**Raw data:**
* * * * * * *
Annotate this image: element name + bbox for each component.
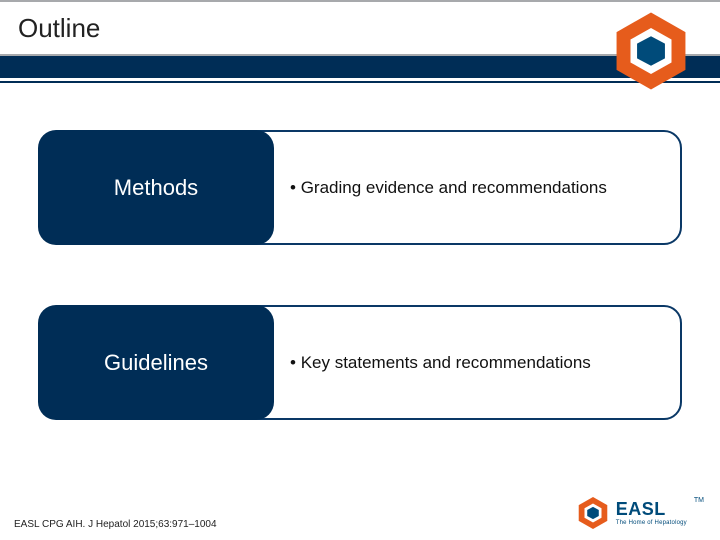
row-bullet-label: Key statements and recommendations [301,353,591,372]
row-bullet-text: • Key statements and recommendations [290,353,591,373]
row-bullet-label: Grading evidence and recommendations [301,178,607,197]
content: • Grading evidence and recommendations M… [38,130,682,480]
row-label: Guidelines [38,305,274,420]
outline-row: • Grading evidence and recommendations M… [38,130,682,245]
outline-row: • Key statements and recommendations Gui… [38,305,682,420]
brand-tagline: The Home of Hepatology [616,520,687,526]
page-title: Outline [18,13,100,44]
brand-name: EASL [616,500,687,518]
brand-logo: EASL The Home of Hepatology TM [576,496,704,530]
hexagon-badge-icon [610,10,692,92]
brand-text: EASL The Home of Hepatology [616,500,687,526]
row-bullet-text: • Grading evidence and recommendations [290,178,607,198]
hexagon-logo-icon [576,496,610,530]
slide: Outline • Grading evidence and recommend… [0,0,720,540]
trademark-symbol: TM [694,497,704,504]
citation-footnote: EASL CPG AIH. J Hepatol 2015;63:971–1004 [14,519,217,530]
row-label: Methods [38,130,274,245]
* * * * * * *
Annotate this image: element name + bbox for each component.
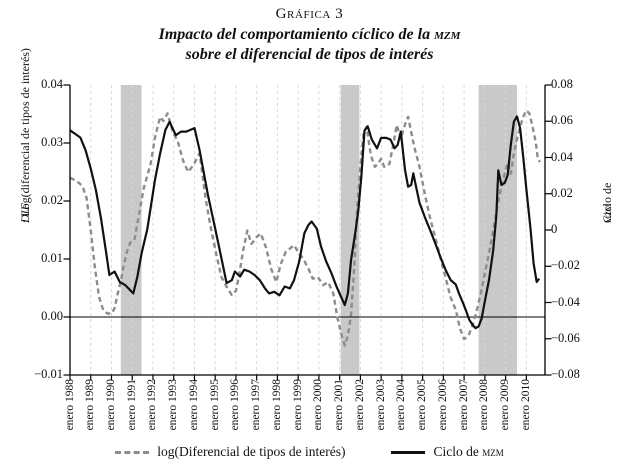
* * * * * * *
**Task to carry out:** How many lines in the records above contain the string "label"? Reply with the number alone.

**Result of the exercise:** 4